[Start Exercise materials]
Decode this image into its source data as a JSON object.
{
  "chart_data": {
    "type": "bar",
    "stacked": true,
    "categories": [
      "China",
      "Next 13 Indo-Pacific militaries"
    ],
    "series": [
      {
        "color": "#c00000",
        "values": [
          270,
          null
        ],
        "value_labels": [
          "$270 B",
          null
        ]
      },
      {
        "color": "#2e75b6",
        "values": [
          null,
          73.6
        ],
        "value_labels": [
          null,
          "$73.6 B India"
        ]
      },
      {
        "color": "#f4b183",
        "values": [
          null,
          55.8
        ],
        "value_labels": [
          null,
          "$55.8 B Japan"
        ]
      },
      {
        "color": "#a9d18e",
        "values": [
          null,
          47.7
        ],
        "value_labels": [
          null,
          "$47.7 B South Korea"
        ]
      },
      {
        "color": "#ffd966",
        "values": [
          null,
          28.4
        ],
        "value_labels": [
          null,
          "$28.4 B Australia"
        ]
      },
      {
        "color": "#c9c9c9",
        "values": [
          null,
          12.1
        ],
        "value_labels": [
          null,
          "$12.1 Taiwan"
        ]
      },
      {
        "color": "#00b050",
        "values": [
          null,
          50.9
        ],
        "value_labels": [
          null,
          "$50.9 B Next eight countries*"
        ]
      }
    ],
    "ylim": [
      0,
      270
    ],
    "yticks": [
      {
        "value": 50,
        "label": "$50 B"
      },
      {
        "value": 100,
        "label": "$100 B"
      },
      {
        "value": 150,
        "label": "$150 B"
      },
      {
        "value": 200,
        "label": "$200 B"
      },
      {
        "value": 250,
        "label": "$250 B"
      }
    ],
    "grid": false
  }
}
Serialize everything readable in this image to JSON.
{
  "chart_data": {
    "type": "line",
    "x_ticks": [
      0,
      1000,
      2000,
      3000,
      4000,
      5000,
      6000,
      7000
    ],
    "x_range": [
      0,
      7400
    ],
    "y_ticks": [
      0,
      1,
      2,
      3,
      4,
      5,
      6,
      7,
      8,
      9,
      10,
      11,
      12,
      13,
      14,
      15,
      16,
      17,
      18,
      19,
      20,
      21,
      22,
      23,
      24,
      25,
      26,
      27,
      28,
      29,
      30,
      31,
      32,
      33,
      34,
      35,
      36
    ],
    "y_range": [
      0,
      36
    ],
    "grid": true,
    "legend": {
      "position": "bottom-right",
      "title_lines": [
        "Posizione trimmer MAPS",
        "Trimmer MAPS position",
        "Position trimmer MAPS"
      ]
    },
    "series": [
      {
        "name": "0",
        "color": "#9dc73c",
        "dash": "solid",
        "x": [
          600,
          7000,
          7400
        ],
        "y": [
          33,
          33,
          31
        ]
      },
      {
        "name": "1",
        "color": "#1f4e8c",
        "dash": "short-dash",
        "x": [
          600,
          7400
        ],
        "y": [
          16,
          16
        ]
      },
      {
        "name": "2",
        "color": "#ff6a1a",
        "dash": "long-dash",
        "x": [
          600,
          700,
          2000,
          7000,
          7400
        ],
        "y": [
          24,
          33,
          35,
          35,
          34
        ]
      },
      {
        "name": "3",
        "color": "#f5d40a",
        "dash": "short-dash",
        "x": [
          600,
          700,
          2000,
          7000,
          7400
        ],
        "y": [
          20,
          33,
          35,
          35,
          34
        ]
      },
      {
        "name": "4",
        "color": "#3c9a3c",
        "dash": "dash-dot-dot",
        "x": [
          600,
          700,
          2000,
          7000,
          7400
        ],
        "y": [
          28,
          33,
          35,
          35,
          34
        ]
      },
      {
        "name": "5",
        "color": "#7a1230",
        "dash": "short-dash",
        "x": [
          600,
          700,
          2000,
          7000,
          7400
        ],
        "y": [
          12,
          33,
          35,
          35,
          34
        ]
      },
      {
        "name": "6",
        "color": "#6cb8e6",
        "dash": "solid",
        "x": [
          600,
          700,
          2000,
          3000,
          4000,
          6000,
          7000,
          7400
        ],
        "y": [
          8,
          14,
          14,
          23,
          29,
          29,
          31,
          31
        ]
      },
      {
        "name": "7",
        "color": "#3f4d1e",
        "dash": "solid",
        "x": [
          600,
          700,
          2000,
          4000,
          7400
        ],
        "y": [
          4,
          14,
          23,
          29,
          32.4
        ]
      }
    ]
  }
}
[End Exercise materials]
Repeat the entries exactly, all of them.

Correct answer
Decode this image into its source data as a JSON object.
{
  "chart_data": {
    "type": "bar",
    "stacked": true,
    "categories": [
      "China",
      "Next 13 Indo-Pacific militaries"
    ],
    "series": [
      {
        "color": "#c00000",
        "values": [
          270,
          null
        ],
        "value_labels": [
          "$270 B",
          null
        ]
      },
      {
        "color": "#2e75b6",
        "values": [
          null,
          73.6
        ],
        "value_labels": [
          null,
          "$73.6 B India"
        ]
      },
      {
        "color": "#f4b183",
        "values": [
          null,
          55.8
        ],
        "value_labels": [
          null,
          "$55.8 B Japan"
        ]
      },
      {
        "color": "#a9d18e",
        "values": [
          null,
          47.7
        ],
        "value_labels": [
          null,
          "$47.7 B South Korea"
        ]
      },
      {
        "color": "#ffd966",
        "values": [
          null,
          28.4
        ],
        "value_labels": [
          null,
          "$28.4 B Australia"
        ]
      },
      {
        "color": "#c9c9c9",
        "values": [
          null,
          12.1
        ],
        "value_labels": [
          null,
          "$12.1 Taiwan"
        ]
      },
      {
        "color": "#00b050",
        "values": [
          null,
          50.9
        ],
        "value_labels": [
          null,
          "$50.9 B Next eight countries*"
        ]
      }
    ],
    "ylim": [
      0,
      270
    ],
    "yticks": [
      {
        "value": 50,
        "label": "$50 B"
      },
      {
        "value": 100,
        "label": "$100 B"
      },
      {
        "value": 150,
        "label": "$150 B"
      },
      {
        "value": 200,
        "label": "$200 B"
      },
      {
        "value": 250,
        "label": "$250 B"
      }
    ],
    "grid": false
  }
}
Serialize everything readable in this image to JSON.
{
  "chart_data": {
    "type": "line",
    "x_ticks": [
      0,
      1000,
      2000,
      3000,
      4000,
      5000,
      6000,
      7000
    ],
    "x_range": [
      0,
      7400
    ],
    "y_ticks": [
      0,
      1,
      2,
      3,
      4,
      5,
      6,
      7,
      8,
      9,
      10,
      11,
      12,
      13,
      14,
      15,
      16,
      17,
      18,
      19,
      20,
      21,
      22,
      23,
      24,
      25,
      26,
      27,
      28,
      29,
      30,
      31,
      32,
      33,
      34,
      35,
      36
    ],
    "y_range": [
      0,
      36
    ],
    "grid": true,
    "legend": {
      "position": "bottom-right",
      "title_lines": [
        "Posizione trimmer MAPS",
        "Trimmer MAPS position",
        "Position trimmer MAPS"
      ]
    },
    "series": [
      {
        "name": "0",
        "color": "#9dc73c",
        "dash": "solid",
        "x": [
          600,
          7000,
          7400
        ],
        "y": [
          33,
          33,
          31
        ]
      },
      {
        "name": "1",
        "color": "#1f4e8c",
        "dash": "short-dash",
        "x": [
          600,
          7400
        ],
        "y": [
          16,
          16
        ]
      },
      {
        "name": "2",
        "color": "#ff6a1a",
        "dash": "long-dash",
        "x": [
          600,
          700,
          2000,
          7000,
          7400
        ],
        "y": [
          24,
          33,
          35,
          35,
          34
        ]
      },
      {
        "name": "3",
        "color": "#f5d40a",
        "dash": "short-dash",
        "x": [
          600,
          700,
          2000,
          7000,
          7400
        ],
        "y": [
          20,
          33,
          35,
          35,
          34
        ]
      },
      {
        "name": "4",
        "color": "#3c9a3c",
        "dash": "dash-dot-dot",
        "x": [
          600,
          700,
          2000,
          7000,
          7400
        ],
        "y": [
          28,
          33,
          35,
          35,
          34
        ]
      },
      {
        "name": "5",
        "color": "#7a1230",
        "dash": "short-dash",
        "x": [
          600,
          700,
          2000,
          7000,
          7400
        ],
        "y": [
          12,
          33,
          35,
          35,
          34
        ]
      },
      {
        "name": "6",
        "color": "#6cb8e6",
        "dash": "solid",
        "x": [
          600,
          700,
          2000,
          3000,
          4000,
          6000,
          7000,
          7400
        ],
        "y": [
          8,
          14,
          14,
          23,
          29,
          29,
          31,
          31
        ]
      },
      {
        "name": "7",
        "color": "#3f4d1e",
        "dash": "solid",
        "x": [
          600,
          700,
          2000,
          4000,
          7400
        ],
        "y": [
          4,
          14,
          23,
          29,
          32.4
        ]
      }
    ]
  }
}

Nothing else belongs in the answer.